(Exercise aim) Print all the data, keeping every line exactly as it is.

(Extracted data)

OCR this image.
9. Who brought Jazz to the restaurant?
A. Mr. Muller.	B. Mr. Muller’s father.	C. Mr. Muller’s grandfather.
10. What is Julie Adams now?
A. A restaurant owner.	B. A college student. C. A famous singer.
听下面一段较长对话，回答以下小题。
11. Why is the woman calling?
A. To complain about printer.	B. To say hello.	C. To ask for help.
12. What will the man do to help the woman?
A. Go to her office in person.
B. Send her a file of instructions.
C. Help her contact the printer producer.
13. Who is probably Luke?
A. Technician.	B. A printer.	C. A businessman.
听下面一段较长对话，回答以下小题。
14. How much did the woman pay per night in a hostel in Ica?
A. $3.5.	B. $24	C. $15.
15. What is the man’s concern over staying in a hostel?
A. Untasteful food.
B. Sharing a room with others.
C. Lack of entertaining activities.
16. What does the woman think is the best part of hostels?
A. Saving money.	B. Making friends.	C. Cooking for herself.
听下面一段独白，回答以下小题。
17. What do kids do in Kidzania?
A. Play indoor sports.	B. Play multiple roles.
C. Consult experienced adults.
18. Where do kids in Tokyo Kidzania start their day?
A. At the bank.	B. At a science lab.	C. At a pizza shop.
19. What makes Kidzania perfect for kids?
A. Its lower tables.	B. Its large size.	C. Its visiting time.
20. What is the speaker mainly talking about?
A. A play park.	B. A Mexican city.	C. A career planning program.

(Response to this exercise)
OCR this image.
9. Who brought Jazz to the restaurant?
A. Mr. Muller.	B. Mr. Muller’s father.	C. Mr. Muller’s grandfather.
10. What is Julie Adams now?
A. A restaurant owner.	B. A college student. C. A famous singer.
听下面一段较长对话，回答以下小题。
11. Why is the woman calling?
A. To complain about printer.	B. To say hello.	C. To ask for help.
12. What will the man do to help the woman?
A. Go to her office in person.
B. Send her a file of instructions.
C. Help her contact the printer producer.
13. Who is probably Luke?
A. Technician.	B. A printer.	C. A businessman.
听下面一段较长对话，回答以下小题。
14. How much did the woman pay per night in a hostel in Ica?
A. $3.5.	B. $24	C. $15.
15. What is the man’s concern over staying in a hostel?
A. Untasteful food.
B. Sharing a room with others.
C. Lack of entertaining activities.
16. What does the woman think is the best part of hostels?
A. Saving money.	B. Making friends.	C. Cooking for herself.
听下面一段独白，回答以下小题。
17. What do kids do in Kidzania?
A. Play indoor sports.	B. Play multiple roles.
C. Consult experienced adults.
18. Where do kids in Tokyo Kidzania start their day?
A. At the bank.	B. At a science lab.	C. At a pizza shop.
19. What makes Kidzania perfect for kids?
A. Its lower tables.	B. Its large size.	C. Its visiting time.
20. What is the speaker mainly talking about?
A. A play park.	B. A Mexican city.	C. A career planning program.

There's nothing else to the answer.